→ Exercise materials
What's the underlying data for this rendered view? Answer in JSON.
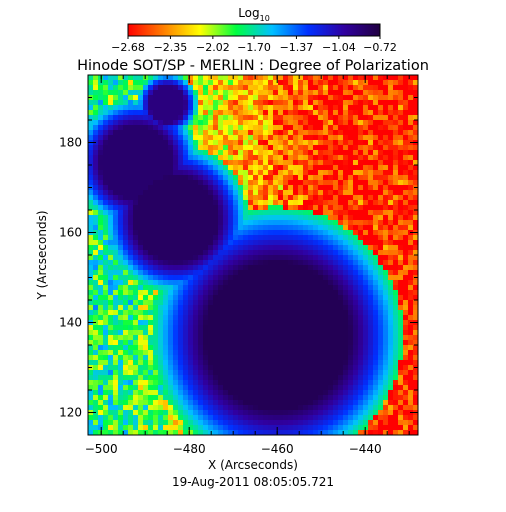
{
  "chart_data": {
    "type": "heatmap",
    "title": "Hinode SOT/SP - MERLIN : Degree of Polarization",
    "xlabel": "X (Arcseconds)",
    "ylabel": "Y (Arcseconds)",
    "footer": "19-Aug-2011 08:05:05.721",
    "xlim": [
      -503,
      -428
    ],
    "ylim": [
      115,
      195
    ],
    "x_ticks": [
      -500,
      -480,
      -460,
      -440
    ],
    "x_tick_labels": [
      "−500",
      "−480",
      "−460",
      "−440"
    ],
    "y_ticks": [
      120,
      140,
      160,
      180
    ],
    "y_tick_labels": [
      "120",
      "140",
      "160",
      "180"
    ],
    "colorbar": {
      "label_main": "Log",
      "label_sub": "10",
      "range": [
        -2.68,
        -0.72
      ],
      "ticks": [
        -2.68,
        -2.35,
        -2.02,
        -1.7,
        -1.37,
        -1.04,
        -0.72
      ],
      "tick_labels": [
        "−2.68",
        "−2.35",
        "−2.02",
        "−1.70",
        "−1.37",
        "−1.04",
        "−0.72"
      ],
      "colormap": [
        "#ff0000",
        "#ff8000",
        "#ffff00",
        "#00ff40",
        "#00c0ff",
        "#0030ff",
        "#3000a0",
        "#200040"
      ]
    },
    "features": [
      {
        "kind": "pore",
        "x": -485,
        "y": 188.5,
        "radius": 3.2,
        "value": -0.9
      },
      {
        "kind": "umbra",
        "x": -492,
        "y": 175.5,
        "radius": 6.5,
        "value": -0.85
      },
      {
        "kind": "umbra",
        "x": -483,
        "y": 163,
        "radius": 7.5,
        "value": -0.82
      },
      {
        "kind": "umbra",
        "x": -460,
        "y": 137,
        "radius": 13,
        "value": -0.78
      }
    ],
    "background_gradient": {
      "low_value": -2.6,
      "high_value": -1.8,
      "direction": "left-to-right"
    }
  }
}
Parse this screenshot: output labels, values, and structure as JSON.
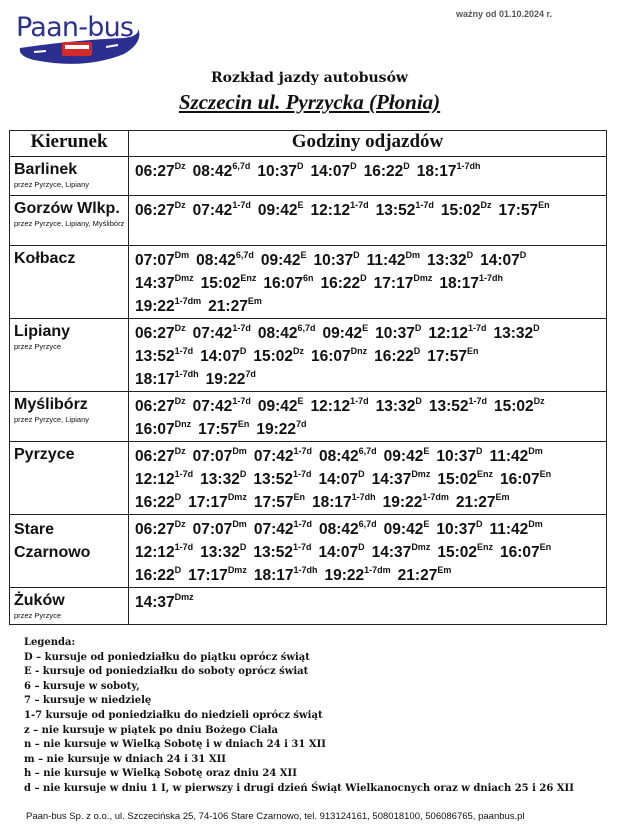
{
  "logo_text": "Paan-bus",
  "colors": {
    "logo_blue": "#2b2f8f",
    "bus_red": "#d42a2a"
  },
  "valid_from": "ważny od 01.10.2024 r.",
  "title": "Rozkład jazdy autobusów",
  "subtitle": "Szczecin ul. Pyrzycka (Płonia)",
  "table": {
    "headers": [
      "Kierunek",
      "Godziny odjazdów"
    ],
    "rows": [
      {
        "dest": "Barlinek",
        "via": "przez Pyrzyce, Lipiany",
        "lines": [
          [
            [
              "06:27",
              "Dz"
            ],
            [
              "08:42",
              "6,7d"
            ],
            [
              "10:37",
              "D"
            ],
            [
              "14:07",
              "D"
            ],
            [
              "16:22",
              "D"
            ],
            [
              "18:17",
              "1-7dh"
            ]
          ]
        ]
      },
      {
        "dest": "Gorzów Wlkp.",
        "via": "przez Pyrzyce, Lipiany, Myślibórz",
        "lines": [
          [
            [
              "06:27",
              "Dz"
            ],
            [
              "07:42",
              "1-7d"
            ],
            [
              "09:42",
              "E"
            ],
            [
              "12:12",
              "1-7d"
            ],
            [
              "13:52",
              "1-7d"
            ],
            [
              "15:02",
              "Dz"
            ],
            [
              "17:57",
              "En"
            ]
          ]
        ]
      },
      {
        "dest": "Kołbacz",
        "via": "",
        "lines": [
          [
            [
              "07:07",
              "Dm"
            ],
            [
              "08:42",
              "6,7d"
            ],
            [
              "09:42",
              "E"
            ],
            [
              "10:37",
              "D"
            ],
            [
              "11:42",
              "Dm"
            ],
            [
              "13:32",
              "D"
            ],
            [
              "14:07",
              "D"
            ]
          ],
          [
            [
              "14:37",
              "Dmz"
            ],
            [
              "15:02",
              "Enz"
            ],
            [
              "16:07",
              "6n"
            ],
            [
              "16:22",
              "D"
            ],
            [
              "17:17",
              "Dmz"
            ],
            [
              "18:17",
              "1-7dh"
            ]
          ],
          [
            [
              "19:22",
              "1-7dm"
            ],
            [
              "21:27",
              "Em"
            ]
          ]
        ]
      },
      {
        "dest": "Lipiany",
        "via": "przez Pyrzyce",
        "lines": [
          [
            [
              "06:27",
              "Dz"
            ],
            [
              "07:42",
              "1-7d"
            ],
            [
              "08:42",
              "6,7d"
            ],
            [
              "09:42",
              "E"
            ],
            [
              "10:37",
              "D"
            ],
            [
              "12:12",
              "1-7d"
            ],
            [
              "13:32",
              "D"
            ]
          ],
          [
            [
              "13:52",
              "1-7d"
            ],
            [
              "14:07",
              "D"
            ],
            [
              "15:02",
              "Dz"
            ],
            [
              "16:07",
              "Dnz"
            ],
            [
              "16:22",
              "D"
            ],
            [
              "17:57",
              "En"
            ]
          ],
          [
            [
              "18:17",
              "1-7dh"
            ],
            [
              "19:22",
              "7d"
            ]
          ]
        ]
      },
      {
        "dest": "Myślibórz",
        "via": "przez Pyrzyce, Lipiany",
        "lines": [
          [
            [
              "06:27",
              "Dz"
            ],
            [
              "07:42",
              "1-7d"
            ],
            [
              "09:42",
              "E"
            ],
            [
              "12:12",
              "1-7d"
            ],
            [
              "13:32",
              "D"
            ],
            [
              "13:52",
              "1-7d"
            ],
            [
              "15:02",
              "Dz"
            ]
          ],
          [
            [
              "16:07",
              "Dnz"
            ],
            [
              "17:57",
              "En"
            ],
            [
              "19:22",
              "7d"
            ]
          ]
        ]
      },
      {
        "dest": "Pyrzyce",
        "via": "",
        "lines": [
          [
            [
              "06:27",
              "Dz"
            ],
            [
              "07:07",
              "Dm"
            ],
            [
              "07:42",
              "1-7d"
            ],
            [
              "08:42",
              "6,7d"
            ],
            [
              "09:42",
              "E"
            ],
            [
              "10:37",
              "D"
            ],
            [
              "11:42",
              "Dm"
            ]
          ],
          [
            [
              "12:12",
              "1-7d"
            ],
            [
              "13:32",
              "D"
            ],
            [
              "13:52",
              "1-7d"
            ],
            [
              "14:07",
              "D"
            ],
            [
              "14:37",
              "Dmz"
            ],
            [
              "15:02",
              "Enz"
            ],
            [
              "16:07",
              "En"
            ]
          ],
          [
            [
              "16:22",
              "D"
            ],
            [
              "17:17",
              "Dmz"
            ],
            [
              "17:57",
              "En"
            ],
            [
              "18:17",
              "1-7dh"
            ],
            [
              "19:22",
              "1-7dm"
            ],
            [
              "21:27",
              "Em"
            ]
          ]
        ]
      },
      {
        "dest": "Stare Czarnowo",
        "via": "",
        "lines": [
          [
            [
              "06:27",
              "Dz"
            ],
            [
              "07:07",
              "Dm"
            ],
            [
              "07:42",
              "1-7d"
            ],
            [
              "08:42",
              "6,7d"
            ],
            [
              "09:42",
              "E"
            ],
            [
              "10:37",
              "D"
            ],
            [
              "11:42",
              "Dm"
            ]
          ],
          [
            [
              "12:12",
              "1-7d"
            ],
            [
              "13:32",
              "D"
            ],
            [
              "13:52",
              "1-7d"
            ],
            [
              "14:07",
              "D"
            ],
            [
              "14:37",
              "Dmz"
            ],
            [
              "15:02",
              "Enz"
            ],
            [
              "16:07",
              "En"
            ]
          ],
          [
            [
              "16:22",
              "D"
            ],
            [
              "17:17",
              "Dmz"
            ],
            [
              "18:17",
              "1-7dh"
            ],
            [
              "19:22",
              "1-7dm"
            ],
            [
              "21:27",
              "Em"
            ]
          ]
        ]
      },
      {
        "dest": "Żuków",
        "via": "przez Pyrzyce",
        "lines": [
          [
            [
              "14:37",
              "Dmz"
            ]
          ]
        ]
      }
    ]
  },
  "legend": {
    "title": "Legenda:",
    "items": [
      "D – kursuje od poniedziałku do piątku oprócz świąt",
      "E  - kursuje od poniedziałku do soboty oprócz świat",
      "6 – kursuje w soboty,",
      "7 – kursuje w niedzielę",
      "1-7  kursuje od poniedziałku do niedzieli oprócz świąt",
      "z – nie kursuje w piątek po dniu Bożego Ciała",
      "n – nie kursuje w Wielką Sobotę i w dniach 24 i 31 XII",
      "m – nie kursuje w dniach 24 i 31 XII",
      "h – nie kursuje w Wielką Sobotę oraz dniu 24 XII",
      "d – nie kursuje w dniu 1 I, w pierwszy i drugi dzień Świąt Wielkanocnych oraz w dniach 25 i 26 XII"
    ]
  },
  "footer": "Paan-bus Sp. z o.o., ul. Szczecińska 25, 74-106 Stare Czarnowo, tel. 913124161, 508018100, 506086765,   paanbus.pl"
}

→ Given exercise
Return every line containing "oraz".

→ Answer to this exercise
      "h – nie kursuje w Wielką Sobotę oraz dniu 24 XII",
      "d – nie kursuje w dniu 1 I, w pierwszy i drugi dzień Świąt Wielkanocnych oraz w dniach 25 i 26 XII"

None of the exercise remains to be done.